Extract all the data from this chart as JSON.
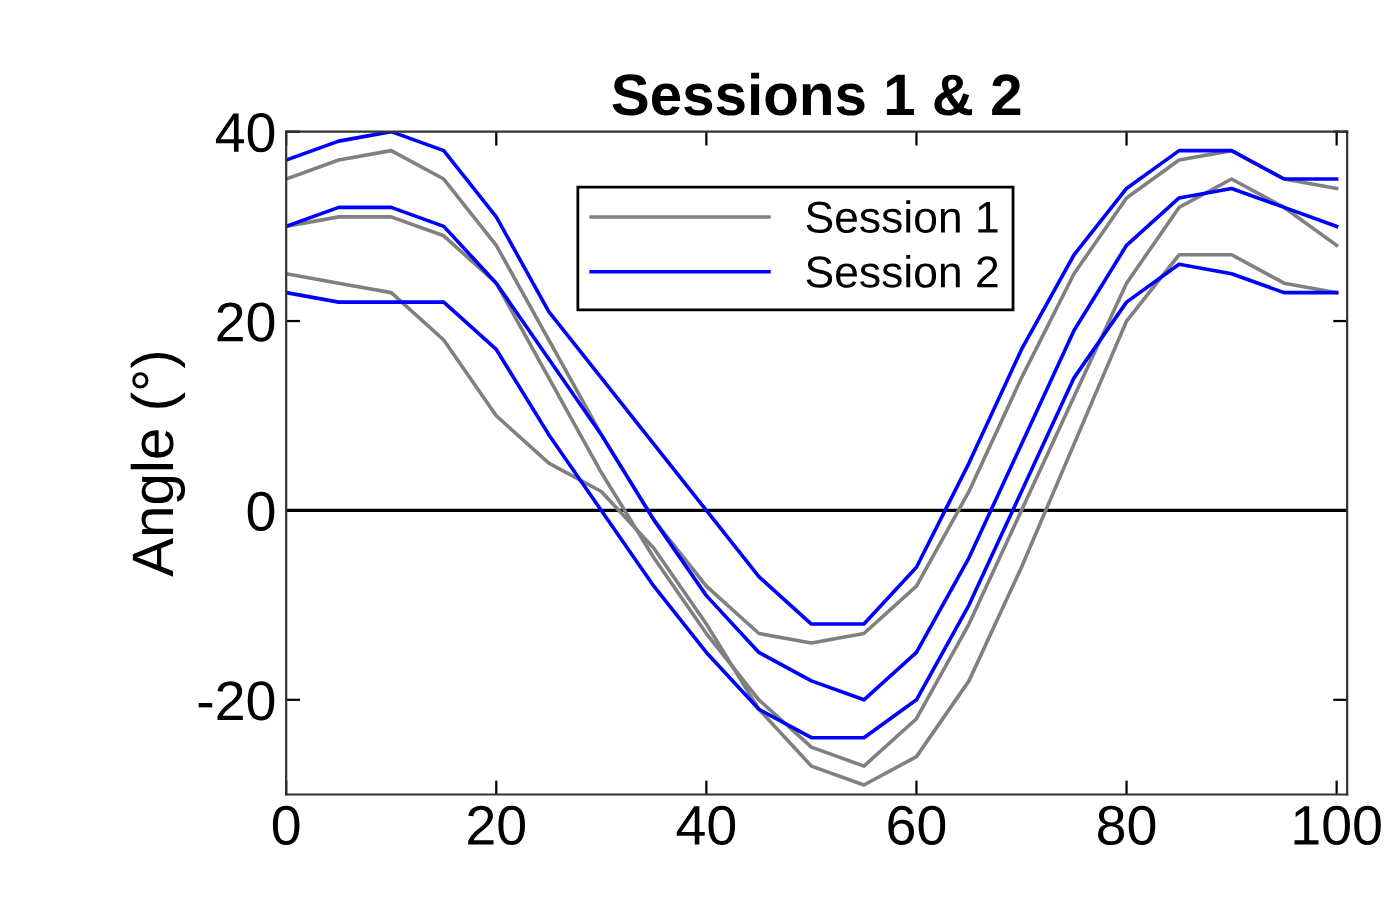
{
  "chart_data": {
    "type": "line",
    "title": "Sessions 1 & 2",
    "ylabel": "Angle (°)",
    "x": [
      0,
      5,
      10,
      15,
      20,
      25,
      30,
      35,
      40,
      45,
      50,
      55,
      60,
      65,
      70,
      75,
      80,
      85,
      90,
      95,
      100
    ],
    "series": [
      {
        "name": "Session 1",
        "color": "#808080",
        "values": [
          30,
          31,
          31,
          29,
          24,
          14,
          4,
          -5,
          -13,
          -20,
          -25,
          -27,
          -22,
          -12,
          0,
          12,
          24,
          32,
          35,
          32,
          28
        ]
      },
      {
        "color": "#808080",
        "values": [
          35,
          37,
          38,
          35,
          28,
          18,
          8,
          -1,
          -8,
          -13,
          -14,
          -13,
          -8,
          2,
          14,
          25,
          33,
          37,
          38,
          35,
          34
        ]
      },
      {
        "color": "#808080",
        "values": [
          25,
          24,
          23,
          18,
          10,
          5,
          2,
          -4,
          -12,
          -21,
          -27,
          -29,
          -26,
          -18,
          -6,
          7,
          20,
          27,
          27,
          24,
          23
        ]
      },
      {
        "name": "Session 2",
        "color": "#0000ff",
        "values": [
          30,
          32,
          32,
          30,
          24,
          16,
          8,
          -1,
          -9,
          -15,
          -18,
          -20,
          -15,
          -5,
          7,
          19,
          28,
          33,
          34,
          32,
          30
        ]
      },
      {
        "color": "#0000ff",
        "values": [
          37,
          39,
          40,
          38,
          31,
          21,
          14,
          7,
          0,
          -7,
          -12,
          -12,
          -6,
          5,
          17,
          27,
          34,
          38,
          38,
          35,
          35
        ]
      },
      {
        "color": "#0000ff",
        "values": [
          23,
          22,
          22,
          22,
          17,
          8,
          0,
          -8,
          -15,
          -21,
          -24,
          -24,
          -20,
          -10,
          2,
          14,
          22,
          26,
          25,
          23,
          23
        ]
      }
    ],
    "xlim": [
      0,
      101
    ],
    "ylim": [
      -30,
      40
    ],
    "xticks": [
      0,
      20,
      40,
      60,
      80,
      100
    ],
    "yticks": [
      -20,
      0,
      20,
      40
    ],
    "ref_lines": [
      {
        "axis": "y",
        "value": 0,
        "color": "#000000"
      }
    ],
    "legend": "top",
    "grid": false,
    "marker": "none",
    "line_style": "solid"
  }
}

* [EXERCISE DIRECTIONS]: Each entry must be retyped word for word, with every image omitted.

* [THE REPLY]:
Extract all the data from this chart as JSON.
{
  "chart_data": {
    "type": "line",
    "title": "Sessions 1 & 2",
    "ylabel": "Angle (°)",
    "x": [
      0,
      5,
      10,
      15,
      20,
      25,
      30,
      35,
      40,
      45,
      50,
      55,
      60,
      65,
      70,
      75,
      80,
      85,
      90,
      95,
      100
    ],
    "series": [
      {
        "name": "Session 1",
        "color": "#808080",
        "values": [
          30,
          31,
          31,
          29,
          24,
          14,
          4,
          -5,
          -13,
          -20,
          -25,
          -27,
          -22,
          -12,
          0,
          12,
          24,
          32,
          35,
          32,
          28
        ]
      },
      {
        "color": "#808080",
        "values": [
          35,
          37,
          38,
          35,
          28,
          18,
          8,
          -1,
          -8,
          -13,
          -14,
          -13,
          -8,
          2,
          14,
          25,
          33,
          37,
          38,
          35,
          34
        ]
      },
      {
        "color": "#808080",
        "values": [
          25,
          24,
          23,
          18,
          10,
          5,
          2,
          -4,
          -12,
          -21,
          -27,
          -29,
          -26,
          -18,
          -6,
          7,
          20,
          27,
          27,
          24,
          23
        ]
      },
      {
        "name": "Session 2",
        "color": "#0000ff",
        "values": [
          30,
          32,
          32,
          30,
          24,
          16,
          8,
          -1,
          -9,
          -15,
          -18,
          -20,
          -15,
          -5,
          7,
          19,
          28,
          33,
          34,
          32,
          30
        ]
      },
      {
        "color": "#0000ff",
        "values": [
          37,
          39,
          40,
          38,
          31,
          21,
          14,
          7,
          0,
          -7,
          -12,
          -12,
          -6,
          5,
          17,
          27,
          34,
          38,
          38,
          35,
          35
        ]
      },
      {
        "color": "#0000ff",
        "values": [
          23,
          22,
          22,
          22,
          17,
          8,
          0,
          -8,
          -15,
          -21,
          -24,
          -24,
          -20,
          -10,
          2,
          14,
          22,
          26,
          25,
          23,
          23
        ]
      }
    ],
    "xlim": [
      0,
      101
    ],
    "ylim": [
      -30,
      40
    ],
    "xticks": [
      0,
      20,
      40,
      60,
      80,
      100
    ],
    "yticks": [
      -20,
      0,
      20,
      40
    ],
    "ref_lines": [
      {
        "axis": "y",
        "value": 0,
        "color": "#000000"
      }
    ],
    "legend": "top",
    "grid": false,
    "marker": "none",
    "line_style": "solid"
  }
}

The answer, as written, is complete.